#### [What this task involves]
Extract the full set of records, then give each one again exactly.

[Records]
= = = = =

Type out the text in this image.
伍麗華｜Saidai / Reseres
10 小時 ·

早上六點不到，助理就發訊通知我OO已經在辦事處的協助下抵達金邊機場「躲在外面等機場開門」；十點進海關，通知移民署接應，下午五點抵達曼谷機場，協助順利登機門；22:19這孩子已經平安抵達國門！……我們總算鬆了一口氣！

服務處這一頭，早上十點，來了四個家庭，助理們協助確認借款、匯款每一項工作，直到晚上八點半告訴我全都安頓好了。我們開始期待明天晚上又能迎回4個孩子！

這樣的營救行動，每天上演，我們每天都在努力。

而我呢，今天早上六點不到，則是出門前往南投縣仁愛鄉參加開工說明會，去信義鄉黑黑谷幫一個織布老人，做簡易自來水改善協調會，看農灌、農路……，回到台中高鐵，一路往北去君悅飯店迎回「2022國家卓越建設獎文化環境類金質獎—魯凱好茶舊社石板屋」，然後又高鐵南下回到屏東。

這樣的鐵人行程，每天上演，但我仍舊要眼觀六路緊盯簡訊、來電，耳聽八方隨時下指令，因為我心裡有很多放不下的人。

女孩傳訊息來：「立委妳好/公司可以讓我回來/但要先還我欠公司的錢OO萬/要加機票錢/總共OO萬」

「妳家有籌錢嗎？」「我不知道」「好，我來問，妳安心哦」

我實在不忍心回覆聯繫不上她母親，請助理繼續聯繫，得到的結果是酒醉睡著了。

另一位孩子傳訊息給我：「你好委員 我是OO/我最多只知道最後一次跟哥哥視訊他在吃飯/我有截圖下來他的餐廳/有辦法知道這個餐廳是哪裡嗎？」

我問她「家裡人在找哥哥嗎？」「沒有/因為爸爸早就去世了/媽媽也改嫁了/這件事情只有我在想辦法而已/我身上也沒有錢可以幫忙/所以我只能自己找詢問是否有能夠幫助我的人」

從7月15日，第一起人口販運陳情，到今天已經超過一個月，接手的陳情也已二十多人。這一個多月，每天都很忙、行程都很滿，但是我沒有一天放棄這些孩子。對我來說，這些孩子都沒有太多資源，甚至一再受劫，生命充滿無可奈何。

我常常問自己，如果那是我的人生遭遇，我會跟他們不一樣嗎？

= = = = =

#### [Final result]
Type out the text in this image.
伍麗華｜Saidai / Reseres
10 小時 ·

早上六點不到，助理就發訊通知我OO已經在辦事處的協助下抵達金邊機場「躲在外面等機場開門」；十點進海關，通知移民署接應，下午五點抵達曼谷機場，協助順利登機門；22:19這孩子已經平安抵達國門！……我們總算鬆了一口氣！

服務處這一頭，早上十點，來了四個家庭，助理們協助確認借款、匯款每一項工作，直到晚上八點半告訴我全都安頓好了。我們開始期待明天晚上又能迎回4個孩子！

這樣的營救行動，每天上演，我們每天都在努力。

而我呢，今天早上六點不到，則是出門前往南投縣仁愛鄉參加開工說明會，去信義鄉黑黑谷幫一個織布老人，做簡易自來水改善協調會，看農灌、農路……，回到台中高鐵，一路往北去君悅飯店迎回「2022國家卓越建設獎文化環境類金質獎—魯凱好茶舊社石板屋」，然後又高鐵南下回到屏東。

這樣的鐵人行程，每天上演，但我仍舊要眼觀六路緊盯簡訊、來電，耳聽八方隨時下指令，因為我心裡有很多放不下的人。

女孩傳訊息來：「立委妳好/公司可以讓我回來/但要先還我欠公司的錢OO萬/要加機票錢/總共OO萬」

「妳家有籌錢嗎？」「我不知道」「好，我來問，妳安心哦」

我實在不忍心回覆聯繫不上她母親，請助理繼續聯繫，得到的結果是酒醉睡著了。

另一位孩子傳訊息給我：「你好委員 我是OO/我最多只知道最後一次跟哥哥視訊他在吃飯/我有截圖下來他的餐廳/有辦法知道這個餐廳是哪裡嗎？」

我問她「家裡人在找哥哥嗎？」「沒有/因為爸爸早就去世了/媽媽也改嫁了/這件事情只有我在想辦法而已/我身上也沒有錢可以幫忙/所以我只能自己找詢問是否有能夠幫助我的人」

從7月15日，第一起人口販運陳情，到今天已經超過一個月，接手的陳情也已二十多人。這一個多月，每天都很忙、行程都很滿，但是我沒有一天放棄這些孩子。對我來說，這些孩子都沒有太多資源，甚至一再受劫，生命充滿無可奈何。

我常常問自己，如果那是我的人生遭遇，我會跟他們不一樣嗎？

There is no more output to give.